=== Exercise brief ===
Extract all data as written.

start Provided data

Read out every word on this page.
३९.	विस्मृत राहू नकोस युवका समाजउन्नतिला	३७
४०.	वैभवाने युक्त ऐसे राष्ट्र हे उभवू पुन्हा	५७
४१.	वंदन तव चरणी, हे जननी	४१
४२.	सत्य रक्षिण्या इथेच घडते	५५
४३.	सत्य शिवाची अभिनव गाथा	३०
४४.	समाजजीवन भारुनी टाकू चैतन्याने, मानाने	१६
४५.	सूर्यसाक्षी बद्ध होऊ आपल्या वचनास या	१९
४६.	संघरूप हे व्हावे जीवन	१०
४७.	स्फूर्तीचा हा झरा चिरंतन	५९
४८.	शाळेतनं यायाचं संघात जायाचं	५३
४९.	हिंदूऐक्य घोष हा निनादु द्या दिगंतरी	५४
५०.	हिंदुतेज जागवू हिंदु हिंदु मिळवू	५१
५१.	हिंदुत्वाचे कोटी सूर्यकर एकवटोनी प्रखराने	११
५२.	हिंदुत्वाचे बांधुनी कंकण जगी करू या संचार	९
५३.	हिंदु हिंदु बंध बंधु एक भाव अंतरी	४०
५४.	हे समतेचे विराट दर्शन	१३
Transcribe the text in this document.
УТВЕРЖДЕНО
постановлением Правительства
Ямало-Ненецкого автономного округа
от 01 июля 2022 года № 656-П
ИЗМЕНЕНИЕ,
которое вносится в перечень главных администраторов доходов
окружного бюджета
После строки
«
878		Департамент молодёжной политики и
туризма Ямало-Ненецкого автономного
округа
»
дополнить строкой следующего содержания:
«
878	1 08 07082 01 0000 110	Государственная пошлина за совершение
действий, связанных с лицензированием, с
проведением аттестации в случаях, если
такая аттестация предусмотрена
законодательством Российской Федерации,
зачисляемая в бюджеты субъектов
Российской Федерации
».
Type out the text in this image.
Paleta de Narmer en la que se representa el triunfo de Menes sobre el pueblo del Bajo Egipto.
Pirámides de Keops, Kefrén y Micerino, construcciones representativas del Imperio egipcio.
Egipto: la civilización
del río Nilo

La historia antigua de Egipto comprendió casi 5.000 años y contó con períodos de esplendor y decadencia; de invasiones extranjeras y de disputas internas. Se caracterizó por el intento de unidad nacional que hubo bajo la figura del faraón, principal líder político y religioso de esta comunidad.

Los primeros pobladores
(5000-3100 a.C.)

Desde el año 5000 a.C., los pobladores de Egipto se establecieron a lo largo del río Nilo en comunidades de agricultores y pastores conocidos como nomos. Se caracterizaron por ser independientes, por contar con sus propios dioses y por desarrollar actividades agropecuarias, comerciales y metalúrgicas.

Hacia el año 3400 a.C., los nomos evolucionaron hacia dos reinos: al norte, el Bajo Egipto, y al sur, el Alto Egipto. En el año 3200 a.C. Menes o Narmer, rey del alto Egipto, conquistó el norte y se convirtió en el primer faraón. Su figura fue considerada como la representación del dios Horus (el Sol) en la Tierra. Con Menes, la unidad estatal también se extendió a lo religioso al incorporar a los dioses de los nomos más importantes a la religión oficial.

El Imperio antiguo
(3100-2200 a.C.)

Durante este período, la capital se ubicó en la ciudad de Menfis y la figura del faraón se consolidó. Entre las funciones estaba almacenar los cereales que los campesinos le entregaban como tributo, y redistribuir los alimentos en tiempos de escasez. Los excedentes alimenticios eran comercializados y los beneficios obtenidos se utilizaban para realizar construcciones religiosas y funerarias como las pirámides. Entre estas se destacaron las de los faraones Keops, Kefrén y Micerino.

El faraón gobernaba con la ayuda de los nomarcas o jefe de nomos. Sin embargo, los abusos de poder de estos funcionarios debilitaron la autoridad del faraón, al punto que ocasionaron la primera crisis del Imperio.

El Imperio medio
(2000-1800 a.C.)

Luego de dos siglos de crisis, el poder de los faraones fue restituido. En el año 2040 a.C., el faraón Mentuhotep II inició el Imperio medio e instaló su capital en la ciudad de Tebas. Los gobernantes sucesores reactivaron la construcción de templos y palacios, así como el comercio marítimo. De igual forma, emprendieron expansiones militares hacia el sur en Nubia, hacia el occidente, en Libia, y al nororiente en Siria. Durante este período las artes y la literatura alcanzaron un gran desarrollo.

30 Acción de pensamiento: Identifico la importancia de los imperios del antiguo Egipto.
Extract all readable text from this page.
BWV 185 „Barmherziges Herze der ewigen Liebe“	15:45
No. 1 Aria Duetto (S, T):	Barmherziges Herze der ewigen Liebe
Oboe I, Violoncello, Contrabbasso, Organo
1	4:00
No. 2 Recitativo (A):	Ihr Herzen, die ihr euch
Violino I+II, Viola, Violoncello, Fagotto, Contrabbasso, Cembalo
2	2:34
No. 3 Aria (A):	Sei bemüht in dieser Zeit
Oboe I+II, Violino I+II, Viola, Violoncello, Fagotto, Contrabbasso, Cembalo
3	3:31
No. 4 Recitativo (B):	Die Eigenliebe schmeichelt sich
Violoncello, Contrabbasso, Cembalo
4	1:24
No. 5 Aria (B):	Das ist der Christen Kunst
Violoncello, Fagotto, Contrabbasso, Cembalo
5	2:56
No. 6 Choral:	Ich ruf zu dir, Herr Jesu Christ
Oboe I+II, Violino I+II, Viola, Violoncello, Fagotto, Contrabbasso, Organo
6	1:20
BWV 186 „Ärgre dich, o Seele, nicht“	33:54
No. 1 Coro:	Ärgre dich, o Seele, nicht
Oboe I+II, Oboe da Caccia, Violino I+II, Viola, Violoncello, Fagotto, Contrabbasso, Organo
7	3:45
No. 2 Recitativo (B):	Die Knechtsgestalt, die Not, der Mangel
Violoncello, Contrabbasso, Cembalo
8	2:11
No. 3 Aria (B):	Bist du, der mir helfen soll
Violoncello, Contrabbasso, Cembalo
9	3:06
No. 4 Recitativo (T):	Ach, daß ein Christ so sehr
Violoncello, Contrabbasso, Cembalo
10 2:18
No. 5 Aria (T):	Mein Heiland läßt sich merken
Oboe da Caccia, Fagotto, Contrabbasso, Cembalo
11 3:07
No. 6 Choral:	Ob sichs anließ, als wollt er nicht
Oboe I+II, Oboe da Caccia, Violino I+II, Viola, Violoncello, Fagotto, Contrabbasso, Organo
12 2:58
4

end Provided data

=== Written answer ===
Read out every word on this page.
३९.	विस्मृत राहू नकोस युवका समाजउन्नतिला	३७
४०.	वैभवाने युक्त ऐसे राष्ट्र हे उभवू पुन्हा	५७
४१.	वंदन तव चरणी, हे जननी	४१
४२.	सत्य रक्षिण्या इथेच घडते	५५
४३.	सत्य शिवाची अभिनव गाथा	३०
४४.	समाजजीवन भारुनी टाकू चैतन्याने, मानाने	१६
४५.	सूर्यसाक्षी बद्ध होऊ आपल्या वचनास या	१९
४६.	संघरूप हे व्हावे जीवन	१०
४७.	स्फूर्तीचा हा झरा चिरंतन	५९
४८.	शाळेतनं यायाचं संघात जायाचं	५३
४९.	हिंदूऐक्य घोष हा निनादु द्या दिगंतरी	५४
५०.	हिंदुतेज जागवू हिंदु हिंदु मिळवू	५१
५१.	हिंदुत्वाचे कोटी सूर्यकर एकवटोनी प्रखराने	११
५२.	हिंदुत्वाचे बांधुनी कंकण जगी करू या संचार	९
५३.	हिंदु हिंदु बंध बंधु एक भाव अंतरी	४०
५४.	हे समतेचे विराट दर्शन	१३
Transcribe the text in this document.
УТВЕРЖДЕНО
постановлением Правительства
Ямало-Ненецкого автономного округа
от 01 июля 2022 года № 656-П
ИЗМЕНЕНИЕ,
которое вносится в перечень главных администраторов доходов
окружного бюджета
После строки
«
878		Департамент молодёжной политики и
туризма Ямало-Ненецкого автономного
округа
»
дополнить строкой следующего содержания:
«
878	1 08 07082 01 0000 110	Государственная пошлина за совершение
действий, связанных с лицензированием, с
проведением аттестации в случаях, если
такая аттестация предусмотрена
законодательством Российской Федерации,
зачисляемая в бюджеты субъектов
Российской Федерации
».
Type out the text in this image.
Paleta de Narmer en la que se representa el triunfo de Menes sobre el pueblo del Bajo Egipto.
Pirámides de Keops, Kefrén y Micerino, construcciones representativas del Imperio egipcio.
Egipto: la civilización
del río Nilo

La historia antigua de Egipto comprendió casi 5.000 años y contó con períodos de esplendor y decadencia; de invasiones extranjeras y de disputas internas. Se caracterizó por el intento de unidad nacional que hubo bajo la figura del faraón, principal líder político y religioso de esta comunidad.

Los primeros pobladores
(5000-3100 a.C.)

Desde el año 5000 a.C., los pobladores de Egipto se establecieron a lo largo del río Nilo en comunidades de agricultores y pastores conocidos como nomos. Se caracterizaron por ser independientes, por contar con sus propios dioses y por desarrollar actividades agropecuarias, comerciales y metalúrgicas.

Hacia el año 3400 a.C., los nomos evolucionaron hacia dos reinos: al norte, el Bajo Egipto, y al sur, el Alto Egipto. En el año 3200 a.C. Menes o Narmer, rey del alto Egipto, conquistó el norte y se convirtió en el primer faraón. Su figura fue considerada como la representación del dios Horus (el Sol) en la Tierra. Con Menes, la unidad estatal también se extendió a lo religioso al incorporar a los dioses de los nomos más importantes a la religión oficial.

El Imperio antiguo
(3100-2200 a.C.)

Durante este período, la capital se ubicó en la ciudad de Menfis y la figura del faraón se consolidó. Entre las funciones estaba almacenar los cereales que los campesinos le entregaban como tributo, y redistribuir los alimentos en tiempos de escasez. Los excedentes alimenticios eran comercializados y los beneficios obtenidos se utilizaban para realizar construcciones religiosas y funerarias como las pirámides. Entre estas se destacaron las de los faraones Keops, Kefrén y Micerino.

El faraón gobernaba con la ayuda de los nomarcas o jefe de nomos. Sin embargo, los abusos de poder de estos funcionarios debilitaron la autoridad del faraón, al punto que ocasionaron la primera crisis del Imperio.

El Imperio medio
(2000-1800 a.C.)

Luego de dos siglos de crisis, el poder de los faraones fue restituido. En el año 2040 a.C., el faraón Mentuhotep II inició el Imperio medio e instaló su capital en la ciudad de Tebas. Los gobernantes sucesores reactivaron la construcción de templos y palacios, así como el comercio marítimo. De igual forma, emprendieron expansiones militares hacia el sur en Nubia, hacia el occidente, en Libia, y al nororiente en Siria. Durante este período las artes y la literatura alcanzaron un gran desarrollo.

30 Acción de pensamiento: Identifico la importancia de los imperios del antiguo Egipto.
Extract all readable text from this page.
BWV 185 „Barmherziges Herze der ewigen Liebe“	15:45
No. 1 Aria Duetto (S, T):	Barmherziges Herze der ewigen Liebe
Oboe I, Violoncello, Contrabbasso, Organo
1	4:00
No. 2 Recitativo (A):	Ihr Herzen, die ihr euch
Violino I+II, Viola, Violoncello, Fagotto, Contrabbasso, Cembalo
2	2:34
No. 3 Aria (A):	Sei bemüht in dieser Zeit
Oboe I+II, Violino I+II, Viola, Violoncello, Fagotto, Contrabbasso, Cembalo
3	3:31
No. 4 Recitativo (B):	Die Eigenliebe schmeichelt sich
Violoncello, Contrabbasso, Cembalo
4	1:24
No. 5 Aria (B):	Das ist der Christen Kunst
Violoncello, Fagotto, Contrabbasso, Cembalo
5	2:56
No. 6 Choral:	Ich ruf zu dir, Herr Jesu Christ
Oboe I+II, Violino I+II, Viola, Violoncello, Fagotto, Contrabbasso, Organo
6	1:20
BWV 186 „Ärgre dich, o Seele, nicht“	33:54
No. 1 Coro:	Ärgre dich, o Seele, nicht
Oboe I+II, Oboe da Caccia, Violino I+II, Viola, Violoncello, Fagotto, Contrabbasso, Organo
7	3:45
No. 2 Recitativo (B):	Die Knechtsgestalt, die Not, der Mangel
Violoncello, Contrabbasso, Cembalo
8	2:11
No. 3 Aria (B):	Bist du, der mir helfen soll
Violoncello, Contrabbasso, Cembalo
9	3:06
No. 4 Recitativo (T):	Ach, daß ein Christ so sehr
Violoncello, Contrabbasso, Cembalo
10 2:18
No. 5 Aria (T):	Mein Heiland läßt sich merken
Oboe da Caccia, Fagotto, Contrabbasso, Cembalo
11 3:07
No. 6 Choral:	Ob sichs anließ, als wollt er nicht
Oboe I+II, Oboe da Caccia, Violino I+II, Viola, Violoncello, Fagotto, Contrabbasso, Organo
12 2:58
4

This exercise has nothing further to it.